[YOUR TASK]
Count the lines below that contain the word "name", and reply with that number alone.

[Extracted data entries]
%%

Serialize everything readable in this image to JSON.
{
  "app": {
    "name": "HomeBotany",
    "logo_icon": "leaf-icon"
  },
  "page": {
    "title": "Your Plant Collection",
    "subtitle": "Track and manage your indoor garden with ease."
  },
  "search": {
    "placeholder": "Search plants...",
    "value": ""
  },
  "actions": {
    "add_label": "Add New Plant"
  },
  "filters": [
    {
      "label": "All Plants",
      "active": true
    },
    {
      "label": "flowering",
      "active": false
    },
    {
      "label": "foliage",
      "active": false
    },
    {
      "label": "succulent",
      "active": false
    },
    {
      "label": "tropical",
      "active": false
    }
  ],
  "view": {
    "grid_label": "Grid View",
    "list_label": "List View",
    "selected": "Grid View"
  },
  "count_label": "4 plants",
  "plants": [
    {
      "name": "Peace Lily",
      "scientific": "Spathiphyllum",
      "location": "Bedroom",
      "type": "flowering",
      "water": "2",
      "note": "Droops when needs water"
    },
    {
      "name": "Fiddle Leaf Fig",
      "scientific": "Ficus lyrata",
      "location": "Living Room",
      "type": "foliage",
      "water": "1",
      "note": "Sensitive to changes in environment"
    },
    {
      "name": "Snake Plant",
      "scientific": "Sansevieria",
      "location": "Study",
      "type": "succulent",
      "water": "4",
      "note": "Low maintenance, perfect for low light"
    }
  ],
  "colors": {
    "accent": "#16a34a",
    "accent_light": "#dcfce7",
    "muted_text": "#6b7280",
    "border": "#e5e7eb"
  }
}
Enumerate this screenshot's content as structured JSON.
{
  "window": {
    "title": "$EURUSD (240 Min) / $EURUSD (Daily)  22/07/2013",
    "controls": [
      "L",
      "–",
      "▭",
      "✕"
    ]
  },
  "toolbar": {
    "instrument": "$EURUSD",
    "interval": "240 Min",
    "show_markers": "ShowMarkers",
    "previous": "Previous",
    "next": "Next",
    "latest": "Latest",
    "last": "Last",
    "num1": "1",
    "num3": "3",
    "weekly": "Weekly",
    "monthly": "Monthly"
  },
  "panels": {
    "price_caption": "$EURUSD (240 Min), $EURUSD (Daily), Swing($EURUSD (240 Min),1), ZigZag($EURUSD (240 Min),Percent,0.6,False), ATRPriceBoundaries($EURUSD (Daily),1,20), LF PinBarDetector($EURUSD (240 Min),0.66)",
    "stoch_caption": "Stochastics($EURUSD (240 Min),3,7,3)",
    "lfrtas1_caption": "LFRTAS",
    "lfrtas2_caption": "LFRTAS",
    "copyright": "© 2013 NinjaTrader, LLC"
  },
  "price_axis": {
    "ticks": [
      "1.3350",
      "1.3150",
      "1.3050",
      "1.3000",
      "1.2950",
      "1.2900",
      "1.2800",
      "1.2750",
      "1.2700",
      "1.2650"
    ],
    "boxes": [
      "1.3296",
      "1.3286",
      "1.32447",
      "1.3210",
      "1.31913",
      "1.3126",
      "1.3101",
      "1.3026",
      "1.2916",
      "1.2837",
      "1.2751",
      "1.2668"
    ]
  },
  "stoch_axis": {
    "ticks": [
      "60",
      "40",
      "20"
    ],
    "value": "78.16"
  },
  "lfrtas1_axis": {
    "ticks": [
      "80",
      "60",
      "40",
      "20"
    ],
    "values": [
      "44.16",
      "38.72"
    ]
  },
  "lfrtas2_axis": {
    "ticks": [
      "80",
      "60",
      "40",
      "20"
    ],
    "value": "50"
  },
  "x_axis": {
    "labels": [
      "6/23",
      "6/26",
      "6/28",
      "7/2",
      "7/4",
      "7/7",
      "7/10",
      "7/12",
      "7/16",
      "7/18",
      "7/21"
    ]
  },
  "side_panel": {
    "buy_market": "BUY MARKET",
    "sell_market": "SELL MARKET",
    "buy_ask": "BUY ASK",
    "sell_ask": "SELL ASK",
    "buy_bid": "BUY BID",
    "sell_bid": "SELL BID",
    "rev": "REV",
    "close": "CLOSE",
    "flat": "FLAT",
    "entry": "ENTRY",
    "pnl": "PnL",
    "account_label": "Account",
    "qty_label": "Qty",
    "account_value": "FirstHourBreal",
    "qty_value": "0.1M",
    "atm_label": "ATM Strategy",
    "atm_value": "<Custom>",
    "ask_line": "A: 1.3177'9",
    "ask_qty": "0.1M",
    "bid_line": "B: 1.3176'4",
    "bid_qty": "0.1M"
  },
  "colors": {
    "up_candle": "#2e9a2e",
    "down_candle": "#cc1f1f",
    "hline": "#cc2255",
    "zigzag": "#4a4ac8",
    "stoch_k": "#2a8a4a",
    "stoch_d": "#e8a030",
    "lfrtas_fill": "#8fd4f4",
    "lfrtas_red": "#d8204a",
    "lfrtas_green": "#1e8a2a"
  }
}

%%

[TASK RESULT]
4